(Figure dataset records)
====================
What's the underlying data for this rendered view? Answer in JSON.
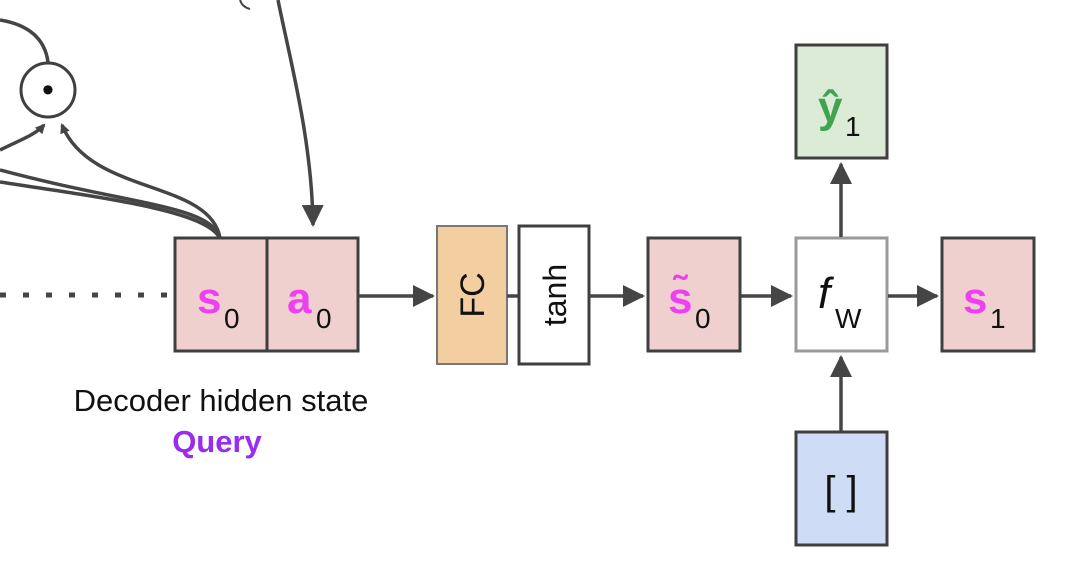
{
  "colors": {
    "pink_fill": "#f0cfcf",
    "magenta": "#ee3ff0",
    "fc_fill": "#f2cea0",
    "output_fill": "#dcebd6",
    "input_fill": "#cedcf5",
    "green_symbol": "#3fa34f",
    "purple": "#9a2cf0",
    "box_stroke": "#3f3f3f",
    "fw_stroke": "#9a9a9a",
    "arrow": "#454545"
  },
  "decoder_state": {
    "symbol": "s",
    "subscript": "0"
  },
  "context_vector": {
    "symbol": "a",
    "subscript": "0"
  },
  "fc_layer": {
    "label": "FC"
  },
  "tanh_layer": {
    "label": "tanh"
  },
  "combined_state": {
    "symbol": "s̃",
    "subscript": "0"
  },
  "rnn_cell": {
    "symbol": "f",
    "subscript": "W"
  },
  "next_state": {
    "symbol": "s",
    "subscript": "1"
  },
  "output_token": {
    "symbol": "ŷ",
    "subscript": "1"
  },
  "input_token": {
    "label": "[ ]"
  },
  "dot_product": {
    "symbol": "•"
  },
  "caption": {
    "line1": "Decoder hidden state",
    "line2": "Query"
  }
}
====================
Set problem - Restate the data above exactly, stripping out each image.

Completed task -
What's the underlying data for this rendered view? Answer in JSON.
{
  "colors": {
    "pink_fill": "#f0cfcf",
    "magenta": "#ee3ff0",
    "fc_fill": "#f2cea0",
    "output_fill": "#dcebd6",
    "input_fill": "#cedcf5",
    "green_symbol": "#3fa34f",
    "purple": "#9a2cf0",
    "box_stroke": "#3f3f3f",
    "fw_stroke": "#9a9a9a",
    "arrow": "#454545"
  },
  "decoder_state": {
    "symbol": "s",
    "subscript": "0"
  },
  "context_vector": {
    "symbol": "a",
    "subscript": "0"
  },
  "fc_layer": {
    "label": "FC"
  },
  "tanh_layer": {
    "label": "tanh"
  },
  "combined_state": {
    "symbol": "s̃",
    "subscript": "0"
  },
  "rnn_cell": {
    "symbol": "f",
    "subscript": "W"
  },
  "next_state": {
    "symbol": "s",
    "subscript": "1"
  },
  "output_token": {
    "symbol": "ŷ",
    "subscript": "1"
  },
  "input_token": {
    "label": "[ ]"
  },
  "dot_product": {
    "symbol": "•"
  },
  "caption": {
    "line1": "Decoder hidden state",
    "line2": "Query"
  }
}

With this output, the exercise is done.